Exercise prompt
Spot each line that carries the word "Exhaust"; copy those lines.

Source data
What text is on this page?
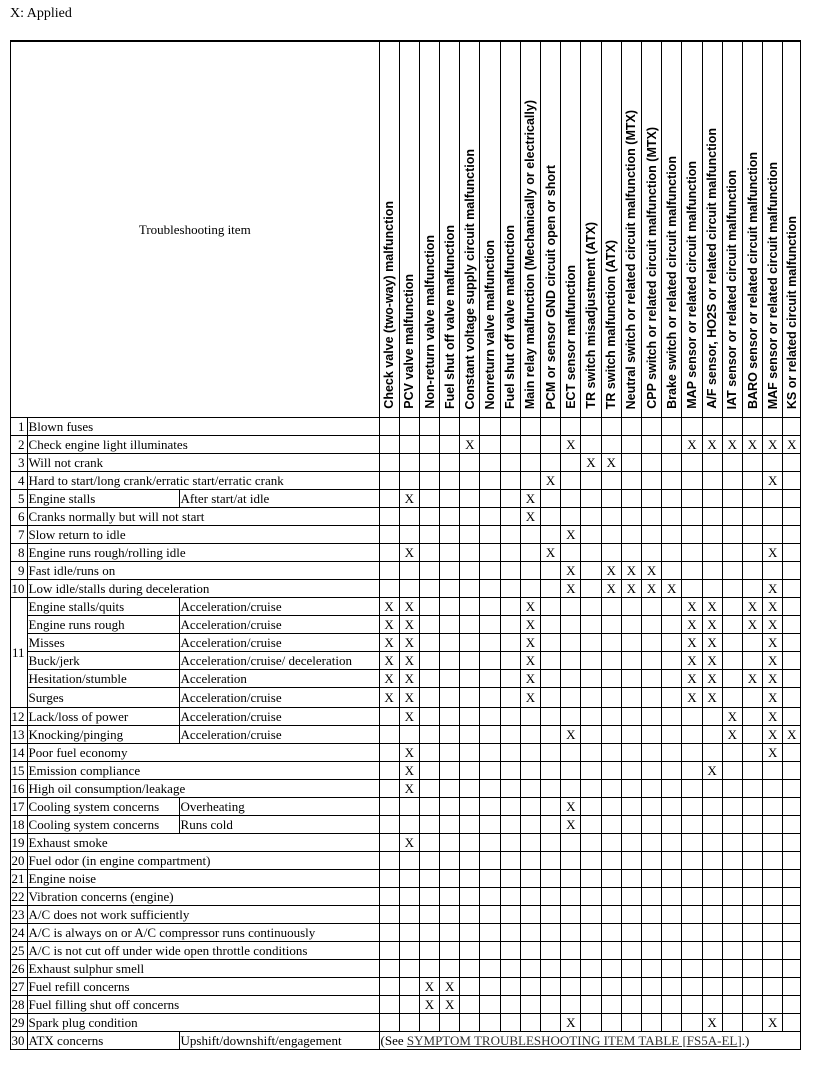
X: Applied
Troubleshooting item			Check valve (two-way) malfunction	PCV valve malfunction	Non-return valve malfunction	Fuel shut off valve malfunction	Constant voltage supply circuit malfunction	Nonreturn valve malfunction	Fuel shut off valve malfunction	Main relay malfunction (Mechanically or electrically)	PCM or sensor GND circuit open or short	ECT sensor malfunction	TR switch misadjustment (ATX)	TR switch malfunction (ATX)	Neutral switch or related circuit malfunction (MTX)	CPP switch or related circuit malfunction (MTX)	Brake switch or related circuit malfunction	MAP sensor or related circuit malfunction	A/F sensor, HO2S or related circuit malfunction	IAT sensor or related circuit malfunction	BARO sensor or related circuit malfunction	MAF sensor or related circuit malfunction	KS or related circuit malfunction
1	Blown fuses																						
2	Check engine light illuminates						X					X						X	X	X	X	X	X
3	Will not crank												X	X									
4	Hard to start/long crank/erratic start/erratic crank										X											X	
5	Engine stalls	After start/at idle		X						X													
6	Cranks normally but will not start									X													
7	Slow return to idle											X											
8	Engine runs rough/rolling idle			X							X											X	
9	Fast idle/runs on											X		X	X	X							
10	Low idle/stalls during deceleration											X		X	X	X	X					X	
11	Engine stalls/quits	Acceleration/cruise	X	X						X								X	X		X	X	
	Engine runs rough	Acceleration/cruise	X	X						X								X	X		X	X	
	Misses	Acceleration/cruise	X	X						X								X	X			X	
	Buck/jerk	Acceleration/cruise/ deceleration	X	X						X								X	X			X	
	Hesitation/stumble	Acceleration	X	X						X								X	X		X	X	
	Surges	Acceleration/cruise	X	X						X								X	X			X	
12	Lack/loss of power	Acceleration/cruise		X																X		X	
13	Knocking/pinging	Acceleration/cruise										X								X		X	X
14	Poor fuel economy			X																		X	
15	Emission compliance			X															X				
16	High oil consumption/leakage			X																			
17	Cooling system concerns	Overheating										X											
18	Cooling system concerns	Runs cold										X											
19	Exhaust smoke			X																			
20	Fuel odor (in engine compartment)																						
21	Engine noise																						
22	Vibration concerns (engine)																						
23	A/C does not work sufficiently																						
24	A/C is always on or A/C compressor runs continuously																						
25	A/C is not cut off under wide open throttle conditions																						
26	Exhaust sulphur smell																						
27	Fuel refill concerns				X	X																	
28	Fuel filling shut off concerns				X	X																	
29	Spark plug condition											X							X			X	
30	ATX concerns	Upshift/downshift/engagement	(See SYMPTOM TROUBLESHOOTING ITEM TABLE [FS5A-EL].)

---

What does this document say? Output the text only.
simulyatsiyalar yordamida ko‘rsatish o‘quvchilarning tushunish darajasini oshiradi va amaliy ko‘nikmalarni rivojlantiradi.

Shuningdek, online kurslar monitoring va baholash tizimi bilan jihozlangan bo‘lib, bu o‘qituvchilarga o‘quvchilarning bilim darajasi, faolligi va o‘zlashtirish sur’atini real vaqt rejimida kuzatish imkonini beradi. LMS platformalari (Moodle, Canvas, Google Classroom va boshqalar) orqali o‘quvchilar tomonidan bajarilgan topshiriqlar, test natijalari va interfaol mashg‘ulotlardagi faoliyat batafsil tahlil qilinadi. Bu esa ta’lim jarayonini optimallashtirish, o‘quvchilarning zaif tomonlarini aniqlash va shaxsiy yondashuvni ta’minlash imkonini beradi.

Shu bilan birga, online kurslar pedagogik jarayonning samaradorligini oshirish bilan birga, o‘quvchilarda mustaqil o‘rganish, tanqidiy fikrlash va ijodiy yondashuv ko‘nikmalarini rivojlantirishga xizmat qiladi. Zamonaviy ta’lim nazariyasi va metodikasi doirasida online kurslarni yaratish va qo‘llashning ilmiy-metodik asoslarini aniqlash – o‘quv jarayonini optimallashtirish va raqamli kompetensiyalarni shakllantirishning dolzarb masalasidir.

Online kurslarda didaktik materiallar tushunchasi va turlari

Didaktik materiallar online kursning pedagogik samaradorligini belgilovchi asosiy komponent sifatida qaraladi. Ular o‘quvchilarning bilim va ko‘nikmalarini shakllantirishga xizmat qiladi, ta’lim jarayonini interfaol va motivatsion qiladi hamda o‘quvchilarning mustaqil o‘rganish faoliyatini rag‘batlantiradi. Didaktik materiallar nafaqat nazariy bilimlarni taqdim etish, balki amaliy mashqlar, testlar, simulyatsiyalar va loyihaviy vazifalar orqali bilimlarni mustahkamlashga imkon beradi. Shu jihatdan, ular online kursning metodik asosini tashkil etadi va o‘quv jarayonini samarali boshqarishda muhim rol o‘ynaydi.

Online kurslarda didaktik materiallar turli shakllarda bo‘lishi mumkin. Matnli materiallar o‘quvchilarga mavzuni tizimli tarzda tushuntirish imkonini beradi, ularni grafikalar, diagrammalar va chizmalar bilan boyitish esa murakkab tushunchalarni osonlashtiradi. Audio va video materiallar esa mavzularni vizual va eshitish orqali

The solution
19	Exhaust smoke			X																			
26	Exhaust sulphur smell																						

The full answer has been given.